-- BEGIN --

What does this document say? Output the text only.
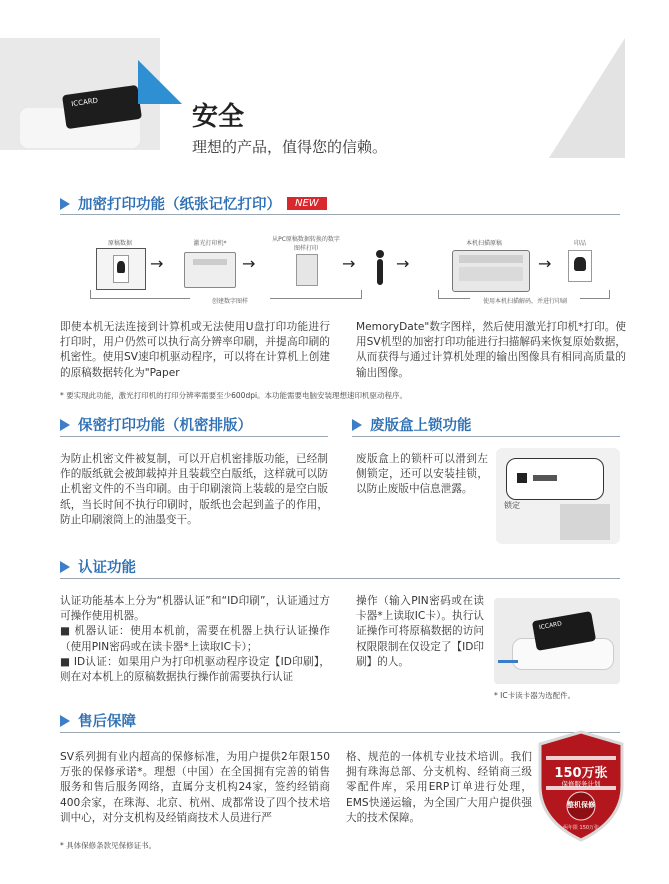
ICCARD	安全
理想的产品，值得您的信赖。
加密打印功能（纸张记忆打印）	NEW
原稿数据
→
激光打印机*
→
从PC原稿数据转换的数字图样打印
→	→
本机扫描原稿
→
印品
创建数字图样	使用本机扫描解码，并进行印刷

即使本机无法连接到计算机或无法使用U盘打印功能进行打印时，用户仍然可以执行高分辨率印刷，并提高印刷的机密性。使用SV速印机驱动程序，可以将在计算机上创建的原稿数据转化为"Paper

MemoryDate"数字图样，然后使用激光打印机*打印。使用SV机型的加密打印功能进行扫描解码来恢复原始数据，从而获得与通过计算机处理的输出图像具有相同高质量的输出图像。

* 要实现此功能，激光打印机的打印分辨率需要至少600dpi。本功能需要电脑安装理想速印机驱动程序。
保密打印功能（机密排版）

为防止机密文件被复制，可以开启机密排版功能，已经制作的版纸就会被卸载掉并且装载空白版纸，这样就可以防止机密文件的不当印刷。由于印刷滚筒上装载的是空白版纸，当长时间不执行印刷时，版纸也会起到盖子的作用，防止印刷滚筒上的油墨变干。

废版盒上锁功能

废版盒上的锁杆可以滑到左侧锁定，还可以安装挂锁，以防止废版中信息泄露。

锁定
认证功能

认证功能基本上分为“机器认证”和“ID印刷”，认证通过方可操作使用机器。

■ 机器认证：使用本机前，需要在机器上执行认证操作（使用PIN密码或在读卡器*上读取IC卡）；

■ ID认证：如果用户为打印机驱动程序设定【ID印刷】，则在对本机上的原稿数据执行操作前需要执行认证

操作（输入PIN密码或在读卡器*上读取IC卡）。执行认证操作可将原稿数据的访问权限限制在仅设定了【ID印刷】的人。

ICCARD
* IC卡读卡器为选配件。
售后保障

SV系列拥有业内超高的保修标准，为用户提供2年限150万张的保修承诺*。理想（中国）在全国拥有完善的销售服务和售后服务网络，直属分支机构24家，签约经销商400余家，在珠海、北京、杭州、成都常设了四个技术培训中心，对分支机构及经销商技术人员进行严

格、规范的一体机专业技术培训。我们拥有珠海总部、分支机构、经销商三级零配件库，采用ERP订单进行处理，EMS快递运输，为全国广大用户提供强大的技术保障。

* 具体保修条款见保修证书。
150万张
保修服务计划
整机保修
两年限 150万张
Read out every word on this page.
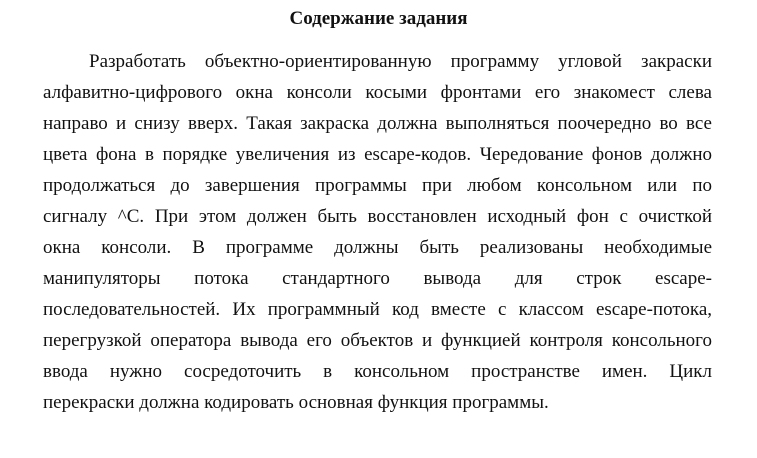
Содержание задания
Разработать объектно-ориентированную программу угловой закраски
алфавитно-цифрового окна консоли косыми фронтами его знакомест слева
направо и снизу вверх. Такая закраска должна выполняться поочередно во все
цвета фона в порядке увеличения из escape-кодов. Чередование фонов должно
продолжаться до завершения программы при любом консольном или по
сигналу ^C. При этом должен быть восстановлен исходный фон с очисткой
окна консоли. В программе должны быть реализованы необходимые
манипуляторы потока стандартного вывода для строк escape-
последовательностей. Их программный код вместе с классом escape-потока,
перегрузкой оператора вывода его объектов и функцией контроля консольного
ввода нужно сосредоточить в консольном пространстве имен. Цикл
перекраски должна кодировать основная функция программы.
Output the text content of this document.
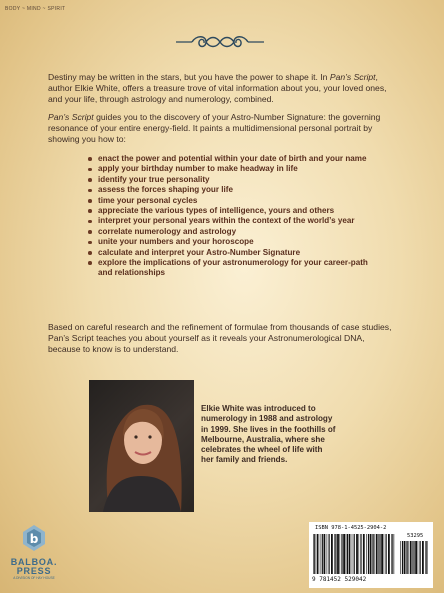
BODY ~ MIND ~ SPIRIT

Destiny may be written in the stars, but you have the power to shape it. In Pan’s Script, author Elkie White, offers a treasure trove of vital information about you, your loved ones, and your life, through astrology and numerology, combined.

Pan’s Script guides you to the discovery of your Astro-Number Signature: the governing resonance of your entire energy-field. It paints a multidimensional personal portrait by showing you how to:

enact the power and potential within your date of birth and your name
apply your birthday number to make headway in life
identify your true personality
assess the forces shaping your life
time your personal cycles
appreciate the various types of intelligence, yours and others
interpret your personal years within the context of the world’s year
correlate numerology and astrology
unite your numbers and your horoscope
calculate and interpret your Astro-Number Signature
explore the implications of your astronumerology for your career-path and relationships

Based on careful research and the refinement of formulae from thousands of case studies, Pan’s Script teaches you about yourself as it reveals your Astronumerological DNA, because to know is to understand.

Elkie White was introduced to numerology in 1988 and astrology in 1999. She lives in the foothills of Melbourne, Australia, where she celebrates the wheel of life with her family and friends.

b
BALBOA.
PRESS
A DIVISION OF HAY HOUSE
ISBN 978-1-4525-2904-2
53295
9 781452 529042
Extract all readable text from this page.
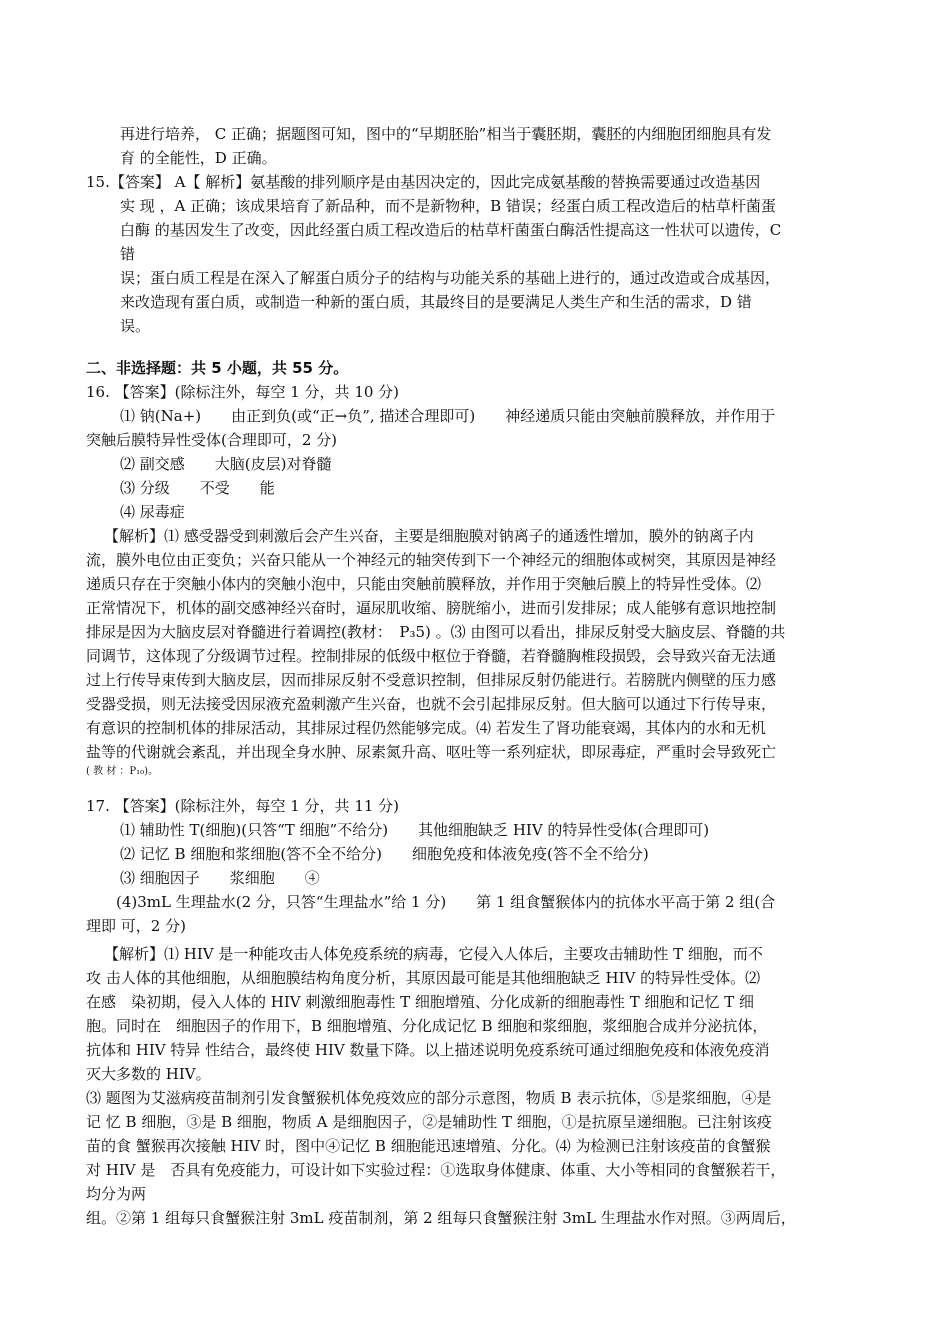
再进行培养， C 正确；据题图可知，图中的“早期胚胎”相当于囊胚期，囊胚的内细胞团细胞具有发
育 的全能性，D 正确。
15.【答案】 A【 解析】氨基酸的排列顺序是由基因决定的，因此完成氨基酸的替换需要通过改造基因
实 现 ，A 正确；该成果培育了新品种，而不是新物种，B 错误；经蛋白质工程改造后的枯草杆菌蛋
白酶 的基因发生了改变，因此经蛋白质工程改造后的枯草杆菌蛋白酶活性提高这一性状可以遗传，C
错
误；蛋白质工程是在深入了解蛋白质分子的结构与功能关系的基础上进行的，通过改造或合成基因，
来改造现有蛋白质，或制造一种新的蛋白质，其最终目的是要满足人类生产和生活的需求，D 错
误。
二、非选择题：共 5 小题，共 55 分。
16. 【答案】(除标注外，每空 1 分，共 10 分)
⑴ 钠(Na+)　　由正到负(或“正→负”, 描述合理即可)　　神经递质只能由突触前膜释放，并作用于
突触后膜特异性受体(合理即可，2 分)
⑵ 副交感　　大脑(皮层)对脊髓
⑶ 分级　　不受　　能
⑷ 尿毒症
【解析】⑴ 感受器受到刺激后会产生兴奋，主要是细胞膜对钠离子的通透性增加，膜外的钠离子内
流，膜外电位由正变负；兴奋只能从一个神经元的轴突传到下一个神经元的细胞体或树突，其原因是神经
递质只存在于突触小体内的突触小泡中，只能由突触前膜释放，并作用于突触后膜上的特异性受体。⑵
正常情况下，机体的副交感神经兴奋时，逼尿肌收缩、膀胱缩小，进而引发排尿；成人能够有意识地控制
排尿是因为大脑皮层对脊髓进行着调控(教材：　P₃5) 。⑶ 由图可以看出，排尿反射受大脑皮层、脊髓的共
同调节，这体现了分级调节过程。控制排尿的低级中枢位于脊髓，若脊髓胸椎段损毁，会导致兴奋无法通
过上行传导束传到大脑皮层，因而排尿反射不受意识控制，但排尿反射仍能进行。若膀胱内侧壁的压力感
受器受损，则无法接受因尿液充盈刺激产生兴奋，也就不会引起排尿反射。但大脑可以通过下行传导束，
有意识的控制机体的排尿活动，其排尿过程仍然能够完成。⑷ 若发生了肾功能衰竭，其体内的水和无机
盐等的代谢就会紊乱，并出现全身水肿、尿素氮升高、呕吐等一系列症状，即尿毒症，严重时会导致死亡
( 教 材 ：P₁₀)。
17. 【答案】(除标注外，每空 1 分，共 11 分)
⑴ 辅助性 T(细胞)(只答“T 细胞”不给分)　　其他细胞缺乏 HIV 的特异性受体(合理即可)
⑵ 记忆 B 细胞和浆细胞(答不全不给分)　　细胞免疫和体液免疫(答不全不给分)
⑶ 细胞因子　　浆细胞　　④
(4)3mL 生理盐水(2 分，只答“生理盐水”给 1 分)　　第 1 组食蟹猴体内的抗体水平高于第 2 组(合
理即 可，2 分)
【解析】⑴ HIV 是一种能攻击人体免疫系统的病毒，它侵入人体后，主要攻击辅助性 T 细胞，而不
攻 击人体的其他细胞，从细胞膜结构角度分析，其原因最可能是其他细胞缺乏 HIV 的特异性受体。⑵
在感　染初期，侵入人体的 HIV 刺激细胞毒性 T 细胞增殖、分化成新的细胞毒性 T 细胞和记忆 T 细
胞。同时在　细胞因子的作用下，B 细胞增殖、分化成记忆 B 细胞和浆细胞，浆细胞合成并分泌抗体，
抗体和 HIV 特异 性结合，最终使 HIV 数量下降。以上描述说明免疫系统可通过细胞免疫和体液免疫消
灭大多数的 HIV。
⑶ 题图为艾滋病疫苗制剂引发食蟹猴机体免疫效应的部分示意图，物质 B 表示抗体，⑤是浆细胞，④是
记 忆 B 细胞，③是 B 细胞，物质 A 是细胞因子，②是辅助性 T 细胞，①是抗原呈递细胞。已注射该疫
苗的食 蟹猴再次接触 HIV 时，图中④记忆 B 细胞能迅速增殖、分化。⑷ 为检测已注射该疫苗的食蟹猴
对 HIV 是　否具有免疫能力，可设计如下实验过程：①选取身体健康、体重、大小等相同的食蟹猴若干，
均分为两
组。②第 1 组每只食蟹猴注射 3mL 疫苗制剂，第 2 组每只食蟹猴注射 3mL 生理盐水作对照。③两周后，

-- END --

_Given problem_
Look through the records and count each line that holds "Output". Write only the total.

_Complete answer_
2